● **Short problem**
Give the number of lines containing the word "Network" and nothing more.

● **Extracted records**

—————

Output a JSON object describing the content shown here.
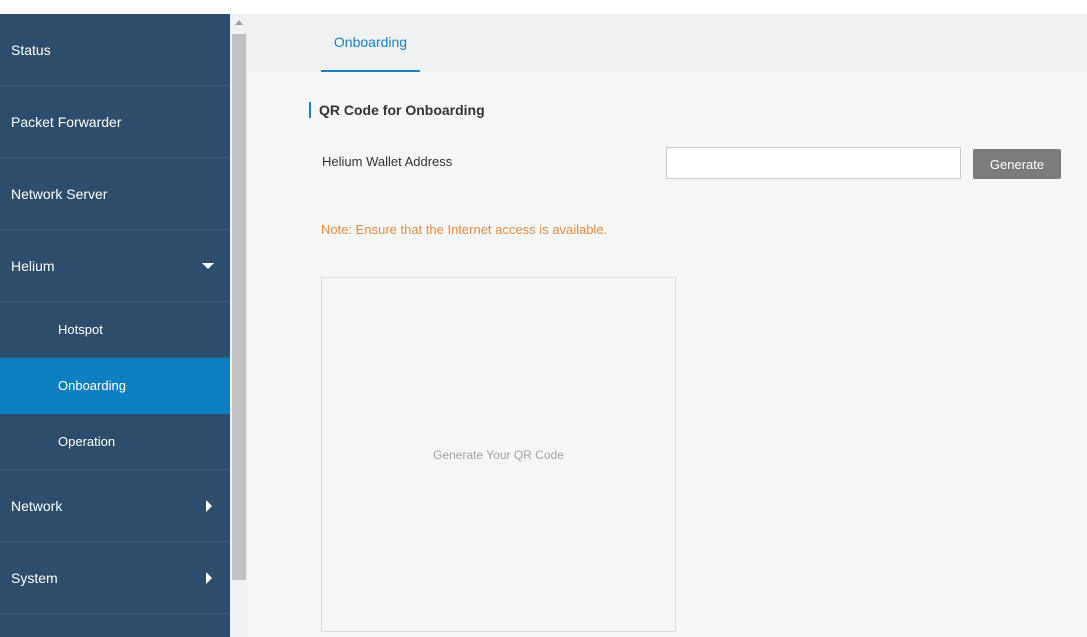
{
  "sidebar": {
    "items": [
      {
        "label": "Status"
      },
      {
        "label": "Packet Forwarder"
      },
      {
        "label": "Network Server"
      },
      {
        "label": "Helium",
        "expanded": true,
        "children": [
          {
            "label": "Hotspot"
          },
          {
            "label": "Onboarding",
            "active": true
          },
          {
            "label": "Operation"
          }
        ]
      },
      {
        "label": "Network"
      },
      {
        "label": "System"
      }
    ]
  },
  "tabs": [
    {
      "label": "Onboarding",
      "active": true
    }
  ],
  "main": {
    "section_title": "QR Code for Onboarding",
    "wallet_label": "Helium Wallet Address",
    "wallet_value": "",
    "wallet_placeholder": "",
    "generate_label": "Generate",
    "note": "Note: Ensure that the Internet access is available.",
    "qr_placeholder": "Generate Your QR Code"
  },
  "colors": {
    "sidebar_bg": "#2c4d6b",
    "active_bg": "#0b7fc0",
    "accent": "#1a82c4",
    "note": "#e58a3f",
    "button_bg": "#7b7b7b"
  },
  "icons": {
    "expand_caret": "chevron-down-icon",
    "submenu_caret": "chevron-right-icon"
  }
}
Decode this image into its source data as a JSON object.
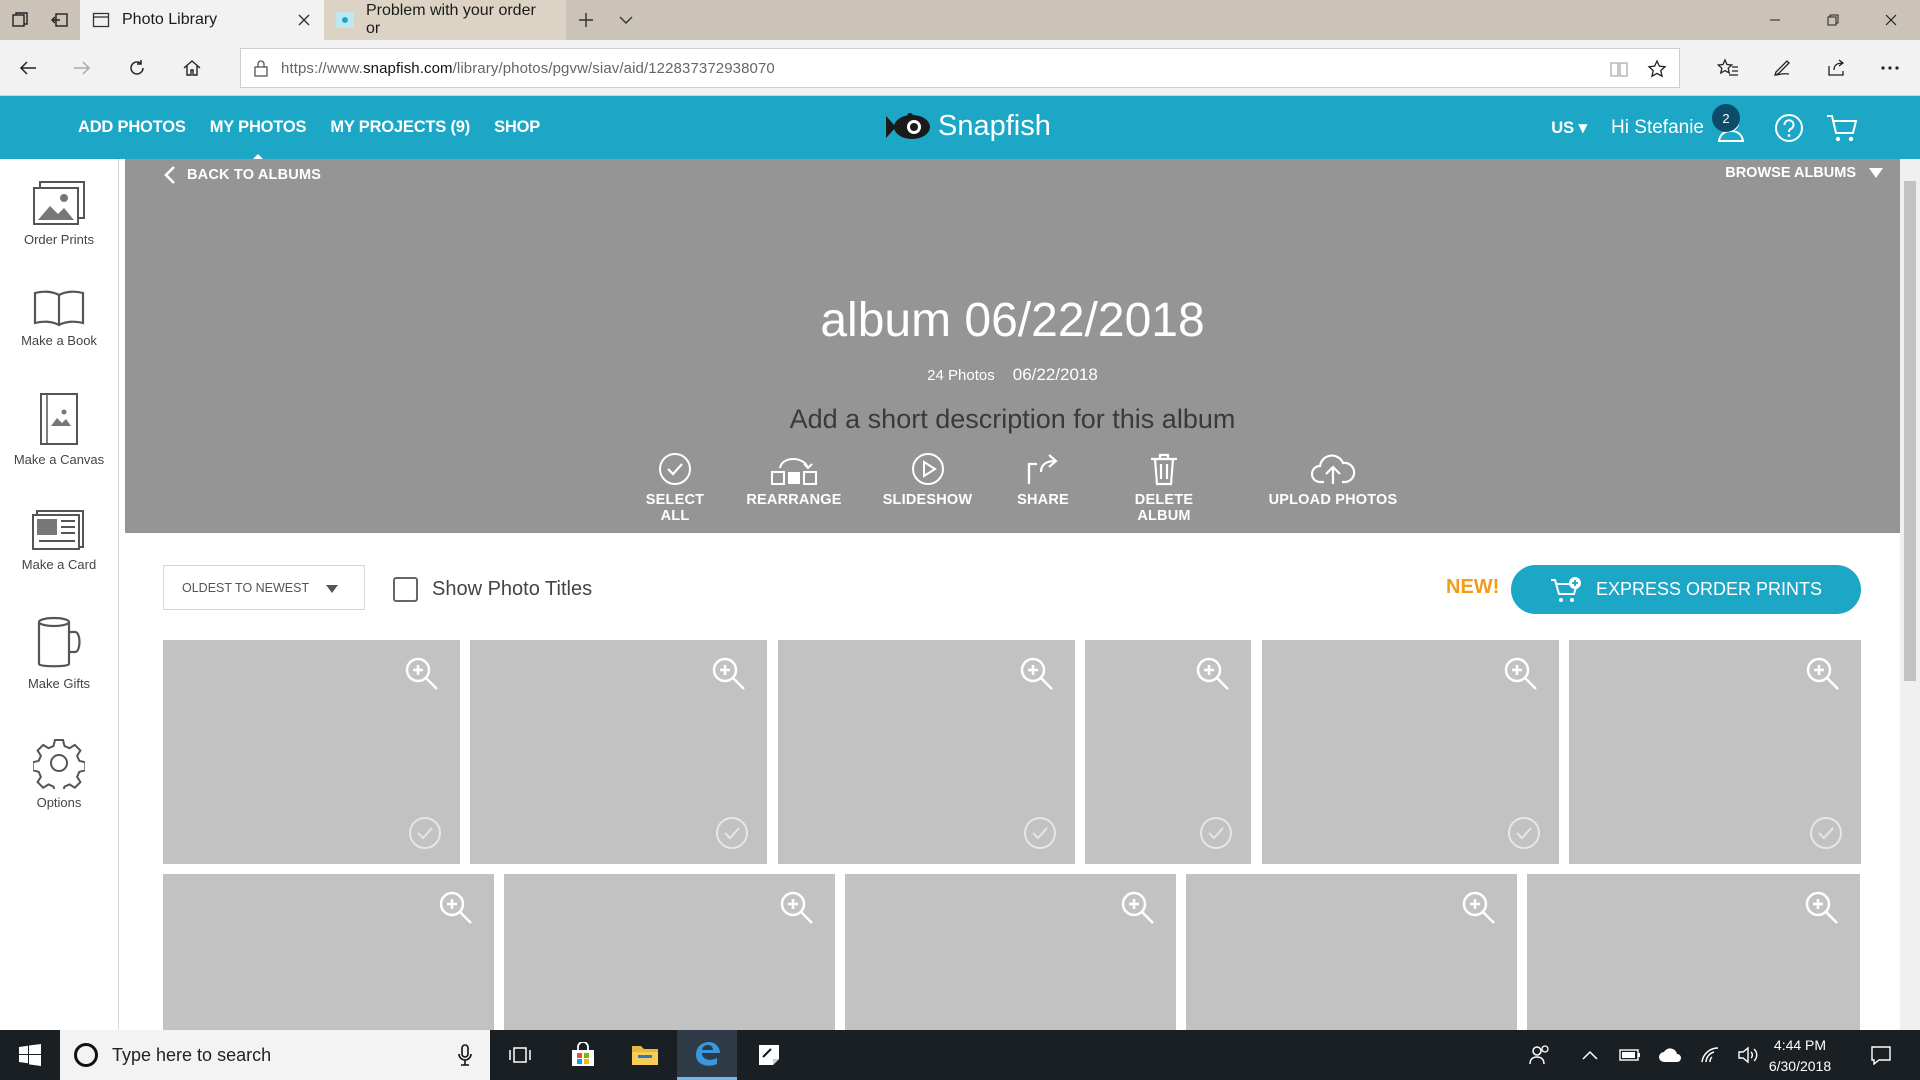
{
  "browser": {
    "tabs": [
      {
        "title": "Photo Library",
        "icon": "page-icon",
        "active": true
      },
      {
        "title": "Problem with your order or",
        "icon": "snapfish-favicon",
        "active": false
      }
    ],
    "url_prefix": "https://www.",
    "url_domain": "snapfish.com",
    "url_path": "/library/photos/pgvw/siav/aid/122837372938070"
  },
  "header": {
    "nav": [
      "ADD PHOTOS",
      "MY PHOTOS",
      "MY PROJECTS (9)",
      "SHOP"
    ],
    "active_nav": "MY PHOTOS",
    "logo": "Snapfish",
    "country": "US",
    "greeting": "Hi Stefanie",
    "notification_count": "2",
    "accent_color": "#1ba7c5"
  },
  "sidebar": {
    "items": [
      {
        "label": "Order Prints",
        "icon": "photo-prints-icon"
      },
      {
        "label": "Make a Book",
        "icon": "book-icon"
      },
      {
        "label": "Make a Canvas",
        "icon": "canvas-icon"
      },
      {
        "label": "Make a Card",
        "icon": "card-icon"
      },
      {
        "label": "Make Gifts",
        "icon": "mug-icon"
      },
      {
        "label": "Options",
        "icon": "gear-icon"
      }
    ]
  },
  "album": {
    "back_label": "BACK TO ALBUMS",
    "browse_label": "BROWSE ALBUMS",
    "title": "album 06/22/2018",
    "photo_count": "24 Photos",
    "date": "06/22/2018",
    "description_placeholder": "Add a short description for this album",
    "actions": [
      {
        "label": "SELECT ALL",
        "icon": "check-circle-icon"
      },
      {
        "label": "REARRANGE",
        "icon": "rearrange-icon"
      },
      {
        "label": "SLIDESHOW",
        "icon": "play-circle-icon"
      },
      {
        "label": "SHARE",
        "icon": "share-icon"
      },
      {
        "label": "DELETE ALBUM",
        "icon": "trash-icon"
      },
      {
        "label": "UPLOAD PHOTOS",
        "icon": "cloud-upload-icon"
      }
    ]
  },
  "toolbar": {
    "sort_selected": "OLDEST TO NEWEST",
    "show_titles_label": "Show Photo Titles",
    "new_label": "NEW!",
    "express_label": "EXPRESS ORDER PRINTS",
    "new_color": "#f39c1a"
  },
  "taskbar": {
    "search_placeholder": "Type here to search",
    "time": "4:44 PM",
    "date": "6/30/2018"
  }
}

—————

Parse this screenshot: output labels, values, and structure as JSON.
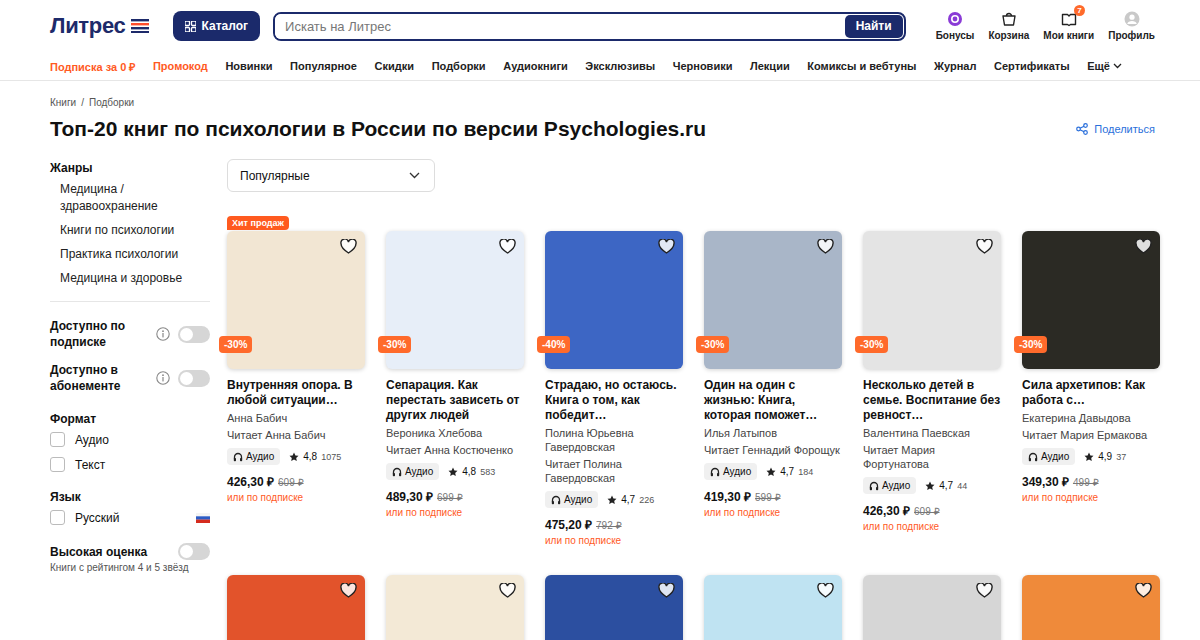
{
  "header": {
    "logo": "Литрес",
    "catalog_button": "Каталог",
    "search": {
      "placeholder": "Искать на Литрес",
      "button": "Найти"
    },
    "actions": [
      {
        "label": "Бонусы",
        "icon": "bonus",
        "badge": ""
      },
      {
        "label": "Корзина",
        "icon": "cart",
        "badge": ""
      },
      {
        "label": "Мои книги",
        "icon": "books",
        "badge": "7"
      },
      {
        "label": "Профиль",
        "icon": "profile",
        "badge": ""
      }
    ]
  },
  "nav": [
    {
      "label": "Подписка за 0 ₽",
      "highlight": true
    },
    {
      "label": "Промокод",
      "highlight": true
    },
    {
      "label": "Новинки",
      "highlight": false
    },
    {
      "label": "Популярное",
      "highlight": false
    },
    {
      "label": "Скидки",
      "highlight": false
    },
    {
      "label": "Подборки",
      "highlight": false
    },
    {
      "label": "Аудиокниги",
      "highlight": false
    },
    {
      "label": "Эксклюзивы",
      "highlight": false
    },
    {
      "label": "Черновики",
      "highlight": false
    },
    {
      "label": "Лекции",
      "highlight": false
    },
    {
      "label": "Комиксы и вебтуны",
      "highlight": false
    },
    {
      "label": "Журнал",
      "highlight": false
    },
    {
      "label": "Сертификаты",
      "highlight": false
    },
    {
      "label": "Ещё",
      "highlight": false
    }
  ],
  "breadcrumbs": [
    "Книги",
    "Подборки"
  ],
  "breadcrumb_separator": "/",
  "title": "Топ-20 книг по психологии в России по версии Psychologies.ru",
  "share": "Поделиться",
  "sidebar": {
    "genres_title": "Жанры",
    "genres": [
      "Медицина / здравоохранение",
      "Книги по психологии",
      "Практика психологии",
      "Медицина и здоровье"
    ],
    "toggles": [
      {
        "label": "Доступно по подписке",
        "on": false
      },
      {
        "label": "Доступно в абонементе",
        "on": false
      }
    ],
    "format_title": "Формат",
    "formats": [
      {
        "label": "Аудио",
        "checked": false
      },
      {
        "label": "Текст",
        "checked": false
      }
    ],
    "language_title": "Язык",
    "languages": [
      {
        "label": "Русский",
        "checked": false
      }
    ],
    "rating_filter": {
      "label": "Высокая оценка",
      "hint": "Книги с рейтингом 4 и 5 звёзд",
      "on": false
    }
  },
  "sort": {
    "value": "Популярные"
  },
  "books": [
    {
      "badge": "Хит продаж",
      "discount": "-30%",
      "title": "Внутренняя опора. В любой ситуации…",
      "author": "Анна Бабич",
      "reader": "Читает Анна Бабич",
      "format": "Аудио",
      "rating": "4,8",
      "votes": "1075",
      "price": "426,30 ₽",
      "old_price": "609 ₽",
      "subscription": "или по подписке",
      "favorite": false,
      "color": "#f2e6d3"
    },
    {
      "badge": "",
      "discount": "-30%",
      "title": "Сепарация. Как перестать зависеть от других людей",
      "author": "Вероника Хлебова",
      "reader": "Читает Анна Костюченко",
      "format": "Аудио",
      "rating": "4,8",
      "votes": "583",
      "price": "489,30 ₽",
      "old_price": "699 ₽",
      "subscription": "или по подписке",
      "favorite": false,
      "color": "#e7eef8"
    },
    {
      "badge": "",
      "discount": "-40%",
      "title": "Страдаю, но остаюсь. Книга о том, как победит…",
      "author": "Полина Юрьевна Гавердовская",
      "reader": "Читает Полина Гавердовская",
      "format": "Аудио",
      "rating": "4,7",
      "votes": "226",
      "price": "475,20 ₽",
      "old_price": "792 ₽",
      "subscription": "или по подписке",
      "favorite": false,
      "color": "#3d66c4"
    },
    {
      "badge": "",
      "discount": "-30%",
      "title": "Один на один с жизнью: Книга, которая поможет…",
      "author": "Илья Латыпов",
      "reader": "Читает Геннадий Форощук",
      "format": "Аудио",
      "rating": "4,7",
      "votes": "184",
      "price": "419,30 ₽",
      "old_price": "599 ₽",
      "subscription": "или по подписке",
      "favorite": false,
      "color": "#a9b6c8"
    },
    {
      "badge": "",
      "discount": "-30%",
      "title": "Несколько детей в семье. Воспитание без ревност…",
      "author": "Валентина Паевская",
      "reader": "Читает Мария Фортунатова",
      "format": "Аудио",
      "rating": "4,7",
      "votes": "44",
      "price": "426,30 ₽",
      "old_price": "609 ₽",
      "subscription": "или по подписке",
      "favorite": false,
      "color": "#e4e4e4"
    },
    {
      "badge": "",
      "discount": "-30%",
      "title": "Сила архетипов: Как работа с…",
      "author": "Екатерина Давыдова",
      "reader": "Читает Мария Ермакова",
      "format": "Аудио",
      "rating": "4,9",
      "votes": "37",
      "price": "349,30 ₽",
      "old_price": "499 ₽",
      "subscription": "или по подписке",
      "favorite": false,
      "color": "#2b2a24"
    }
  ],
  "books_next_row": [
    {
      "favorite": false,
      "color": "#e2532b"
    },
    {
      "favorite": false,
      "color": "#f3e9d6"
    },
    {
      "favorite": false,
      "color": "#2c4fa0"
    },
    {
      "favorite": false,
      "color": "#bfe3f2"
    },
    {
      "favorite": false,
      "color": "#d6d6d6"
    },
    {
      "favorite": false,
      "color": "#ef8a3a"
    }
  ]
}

—————

● **The reply**
2